(REQUIRED ACTION): Reproduce word for word the part of the irrigation efficiency text that opens with the words containing "- Utilize one" and closes with "every drop count.".

Curious how your irrigation system is performing? You can calculate the efficiency of your system using any of the following methods:
- Download TWDB’s spreadsheet for evaluating pivot irrigation system efficiency using a catch can audit.
- Purchase a portable flow meter through TWDB’s Agricultural Water Conservation Grants. Funding is available to eligible political subdivisions through our annual competitive grant program.
- Utilize one of the online tools listed below.
TAWC Solutions provides a simple web-based management decision tool and an ET (evapotranspiration) tool that can aid in improved management decisions in the application of irrigation water. The tools on this site are intended to help secure the future of agriculture in the Texas High Plains. The TAWC Water Guide is also available for resource management to increase profits and make every drop count.

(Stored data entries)
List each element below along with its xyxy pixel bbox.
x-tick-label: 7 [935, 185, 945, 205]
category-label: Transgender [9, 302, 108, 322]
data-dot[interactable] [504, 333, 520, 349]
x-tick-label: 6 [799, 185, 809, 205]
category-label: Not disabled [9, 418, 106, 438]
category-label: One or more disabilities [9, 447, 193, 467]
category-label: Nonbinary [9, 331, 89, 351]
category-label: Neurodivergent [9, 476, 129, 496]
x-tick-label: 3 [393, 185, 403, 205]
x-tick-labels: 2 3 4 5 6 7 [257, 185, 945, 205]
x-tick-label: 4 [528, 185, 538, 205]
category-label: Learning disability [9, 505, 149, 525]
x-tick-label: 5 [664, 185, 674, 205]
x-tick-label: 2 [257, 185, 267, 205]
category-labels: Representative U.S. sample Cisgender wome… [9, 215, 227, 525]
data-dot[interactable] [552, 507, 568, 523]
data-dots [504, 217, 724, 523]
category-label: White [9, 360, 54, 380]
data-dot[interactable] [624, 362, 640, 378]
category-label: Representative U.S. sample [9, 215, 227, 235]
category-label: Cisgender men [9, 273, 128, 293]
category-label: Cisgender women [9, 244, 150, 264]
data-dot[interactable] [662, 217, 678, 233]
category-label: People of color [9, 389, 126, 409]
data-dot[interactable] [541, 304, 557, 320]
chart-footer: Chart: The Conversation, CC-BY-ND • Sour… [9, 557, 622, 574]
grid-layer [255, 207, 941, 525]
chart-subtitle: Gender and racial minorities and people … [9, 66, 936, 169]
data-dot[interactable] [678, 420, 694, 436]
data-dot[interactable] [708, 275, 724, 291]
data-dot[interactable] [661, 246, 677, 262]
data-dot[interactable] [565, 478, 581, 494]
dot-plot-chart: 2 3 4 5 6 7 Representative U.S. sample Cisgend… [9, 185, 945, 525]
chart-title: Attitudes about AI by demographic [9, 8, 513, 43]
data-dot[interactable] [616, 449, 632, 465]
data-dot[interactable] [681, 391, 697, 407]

(COMPLETED EXERCISE):
- Utilize one of the online tools listed below.
TAWC Solutions provides a simple web-based management decision tool and an ET (evapotranspiration) tool that can aid in improved management decisions in the application of irrigation water. The tools on this site are intended to help secure the future of agriculture in the Texas High Plains. The TAWC Water Guide is also available for resource management to increase profits and make every drop count.